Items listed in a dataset
--------------------------------------------------
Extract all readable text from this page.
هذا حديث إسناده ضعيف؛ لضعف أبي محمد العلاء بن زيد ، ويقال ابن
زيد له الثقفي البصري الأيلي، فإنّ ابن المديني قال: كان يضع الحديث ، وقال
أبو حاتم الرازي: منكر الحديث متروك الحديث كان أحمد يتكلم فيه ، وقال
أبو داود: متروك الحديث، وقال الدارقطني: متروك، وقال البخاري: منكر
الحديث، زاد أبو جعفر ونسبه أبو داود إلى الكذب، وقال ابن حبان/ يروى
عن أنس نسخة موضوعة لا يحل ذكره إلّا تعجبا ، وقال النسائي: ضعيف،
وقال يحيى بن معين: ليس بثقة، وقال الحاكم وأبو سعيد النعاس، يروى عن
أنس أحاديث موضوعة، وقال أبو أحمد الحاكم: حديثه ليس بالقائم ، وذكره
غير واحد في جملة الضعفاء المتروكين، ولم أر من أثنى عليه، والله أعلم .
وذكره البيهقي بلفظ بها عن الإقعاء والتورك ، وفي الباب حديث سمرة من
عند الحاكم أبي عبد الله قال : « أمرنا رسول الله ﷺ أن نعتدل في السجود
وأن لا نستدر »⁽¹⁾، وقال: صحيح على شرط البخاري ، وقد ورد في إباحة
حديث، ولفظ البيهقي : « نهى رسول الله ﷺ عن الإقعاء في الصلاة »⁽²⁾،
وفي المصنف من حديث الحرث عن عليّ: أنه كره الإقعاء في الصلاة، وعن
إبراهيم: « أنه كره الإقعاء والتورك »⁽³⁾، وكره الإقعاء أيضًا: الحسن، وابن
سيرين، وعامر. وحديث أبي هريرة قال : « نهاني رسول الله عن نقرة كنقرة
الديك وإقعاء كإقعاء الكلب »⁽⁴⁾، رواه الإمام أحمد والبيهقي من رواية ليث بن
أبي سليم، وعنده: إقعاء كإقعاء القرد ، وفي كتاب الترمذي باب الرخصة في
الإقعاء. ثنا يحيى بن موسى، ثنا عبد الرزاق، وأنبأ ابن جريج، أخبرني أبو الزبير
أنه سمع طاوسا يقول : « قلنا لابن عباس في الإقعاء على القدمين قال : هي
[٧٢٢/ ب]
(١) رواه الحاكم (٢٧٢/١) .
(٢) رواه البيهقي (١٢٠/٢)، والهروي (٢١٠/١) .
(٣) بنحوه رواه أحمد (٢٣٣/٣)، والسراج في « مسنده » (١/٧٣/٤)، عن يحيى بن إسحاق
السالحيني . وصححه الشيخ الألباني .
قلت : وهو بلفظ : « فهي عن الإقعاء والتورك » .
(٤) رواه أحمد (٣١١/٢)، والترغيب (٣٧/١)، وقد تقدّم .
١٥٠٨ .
--------------------------------------------------
• _TASK REQUIREMENTS_
Pull out each line of the listing that holds the string "موضوعة".

• _SOLUTION FOR THIS PROBLEM_
عن أنس نسخة موضوعة لا يحل ذكره إلّا تعجبا ، وقال النسائي: ضعيف،
أنس أحاديث موضوعة، وقال أبو أحمد الحاكم: حديثه ليس بالقائم ، وذكره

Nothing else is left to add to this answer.